_To be done_
Render every entry verbatim.
#### Provided data ####
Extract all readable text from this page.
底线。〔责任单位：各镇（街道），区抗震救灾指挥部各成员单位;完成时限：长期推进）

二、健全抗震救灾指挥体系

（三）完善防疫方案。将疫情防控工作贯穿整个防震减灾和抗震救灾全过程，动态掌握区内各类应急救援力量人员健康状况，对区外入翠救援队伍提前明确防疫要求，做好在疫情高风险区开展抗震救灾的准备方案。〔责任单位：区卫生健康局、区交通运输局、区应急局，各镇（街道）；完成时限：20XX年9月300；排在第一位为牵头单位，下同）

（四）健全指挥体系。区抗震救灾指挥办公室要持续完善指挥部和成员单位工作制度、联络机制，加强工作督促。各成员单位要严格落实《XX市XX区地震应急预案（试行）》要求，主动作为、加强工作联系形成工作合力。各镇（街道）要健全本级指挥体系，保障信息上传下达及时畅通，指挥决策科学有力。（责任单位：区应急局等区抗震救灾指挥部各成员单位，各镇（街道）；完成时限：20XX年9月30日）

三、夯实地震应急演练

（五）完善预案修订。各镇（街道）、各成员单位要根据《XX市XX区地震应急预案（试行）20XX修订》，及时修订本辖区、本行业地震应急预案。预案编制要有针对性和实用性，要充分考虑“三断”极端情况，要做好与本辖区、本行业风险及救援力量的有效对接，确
####
_Written solution_
Extract all readable text from this page.
底线。〔责任单位：各镇（街道），区抗震救灾指挥部各成员单位;完成时限：长期推进）

二、健全抗震救灾指挥体系

（三）完善防疫方案。将疫情防控工作贯穿整个防震减灾和抗震救灾全过程，动态掌握区内各类应急救援力量人员健康状况，对区外入翠救援队伍提前明确防疫要求，做好在疫情高风险区开展抗震救灾的准备方案。〔责任单位：区卫生健康局、区交通运输局、区应急局，各镇（街道）；完成时限：20XX年9月300；排在第一位为牵头单位，下同）

（四）健全指挥体系。区抗震救灾指挥办公室要持续完善指挥部和成员单位工作制度、联络机制，加强工作督促。各成员单位要严格落实《XX市XX区地震应急预案（试行）》要求，主动作为、加强工作联系形成工作合力。各镇（街道）要健全本级指挥体系，保障信息上传下达及时畅通，指挥决策科学有力。（责任单位：区应急局等区抗震救灾指挥部各成员单位，各镇（街道）；完成时限：20XX年9月30日）

三、夯实地震应急演练

（五）完善预案修订。各镇（街道）、各成员单位要根据《XX市XX区地震应急预案（试行）20XX修订》，及时修订本辖区、本行业地震应急预案。预案编制要有针对性和实用性，要充分考虑“三断”极端情况，要做好与本辖区、本行业风险及救援力量的有效对接，确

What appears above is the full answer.